» Aim of the exercise: The listing must be reproduced in full, exactly as it stands.

» Dataset:

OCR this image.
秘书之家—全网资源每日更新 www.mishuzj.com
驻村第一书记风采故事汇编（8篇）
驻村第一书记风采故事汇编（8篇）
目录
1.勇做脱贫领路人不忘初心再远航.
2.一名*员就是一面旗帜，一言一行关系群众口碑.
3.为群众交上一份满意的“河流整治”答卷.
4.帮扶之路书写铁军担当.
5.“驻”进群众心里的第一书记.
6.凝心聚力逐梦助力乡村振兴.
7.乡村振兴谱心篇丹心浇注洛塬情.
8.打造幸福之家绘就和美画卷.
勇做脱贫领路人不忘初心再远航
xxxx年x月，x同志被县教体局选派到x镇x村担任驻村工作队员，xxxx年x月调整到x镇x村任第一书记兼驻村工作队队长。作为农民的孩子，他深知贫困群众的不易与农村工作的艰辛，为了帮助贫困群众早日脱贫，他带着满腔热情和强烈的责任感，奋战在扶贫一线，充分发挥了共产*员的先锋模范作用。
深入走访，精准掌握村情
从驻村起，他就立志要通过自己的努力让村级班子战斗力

» Written answer:
OCR this image.
秘书之家—全网资源每日更新 www.mishuzj.com
驻村第一书记风采故事汇编（8篇）
驻村第一书记风采故事汇编（8篇）
目录
1.勇做脱贫领路人不忘初心再远航.
2.一名*员就是一面旗帜，一言一行关系群众口碑.
3.为群众交上一份满意的“河流整治”答卷.
4.帮扶之路书写铁军担当.
5.“驻”进群众心里的第一书记.
6.凝心聚力逐梦助力乡村振兴.
7.乡村振兴谱心篇丹心浇注洛塬情.
8.打造幸福之家绘就和美画卷.
勇做脱贫领路人不忘初心再远航
xxxx年x月，x同志被县教体局选派到x镇x村担任驻村工作队员，xxxx年x月调整到x镇x村任第一书记兼驻村工作队队长。作为农民的孩子，他深知贫困群众的不易与农村工作的艰辛，为了帮助贫困群众早日脱贫，他带着满腔热情和强烈的责任感，奋战在扶贫一线，充分发挥了共产*员的先锋模范作用。
深入走访，精准掌握村情
从驻村起，他就立志要通过自己的努力让村级班子战斗力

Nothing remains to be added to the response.